EXERCISE INSTRUCTIONS =
Count the lines in the records below that contain the word "Metals", and reply with only that number.

DATASET CONTENT =
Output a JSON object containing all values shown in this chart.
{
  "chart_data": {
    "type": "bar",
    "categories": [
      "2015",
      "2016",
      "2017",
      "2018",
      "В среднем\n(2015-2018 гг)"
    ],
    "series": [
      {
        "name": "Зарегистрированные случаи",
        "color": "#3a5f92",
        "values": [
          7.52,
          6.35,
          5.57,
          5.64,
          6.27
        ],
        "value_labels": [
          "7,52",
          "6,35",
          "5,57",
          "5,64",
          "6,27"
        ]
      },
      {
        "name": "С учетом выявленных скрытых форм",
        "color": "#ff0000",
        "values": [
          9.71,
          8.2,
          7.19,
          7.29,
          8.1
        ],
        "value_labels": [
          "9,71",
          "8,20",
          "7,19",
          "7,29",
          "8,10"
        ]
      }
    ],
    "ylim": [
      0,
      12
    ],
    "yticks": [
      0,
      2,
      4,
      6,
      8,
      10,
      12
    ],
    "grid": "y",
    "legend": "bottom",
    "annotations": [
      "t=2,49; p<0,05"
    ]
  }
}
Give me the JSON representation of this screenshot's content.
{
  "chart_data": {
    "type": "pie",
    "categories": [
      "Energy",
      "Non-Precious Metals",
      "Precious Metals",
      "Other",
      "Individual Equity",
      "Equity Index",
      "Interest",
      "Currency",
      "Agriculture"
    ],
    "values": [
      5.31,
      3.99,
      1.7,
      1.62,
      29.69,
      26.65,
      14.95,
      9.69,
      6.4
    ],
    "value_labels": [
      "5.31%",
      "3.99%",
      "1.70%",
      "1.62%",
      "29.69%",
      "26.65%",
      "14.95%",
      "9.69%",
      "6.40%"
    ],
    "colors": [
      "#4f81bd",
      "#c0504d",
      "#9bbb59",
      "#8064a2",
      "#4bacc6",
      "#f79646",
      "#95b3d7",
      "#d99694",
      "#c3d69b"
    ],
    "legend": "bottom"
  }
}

PROBLEM SOLUTION =
2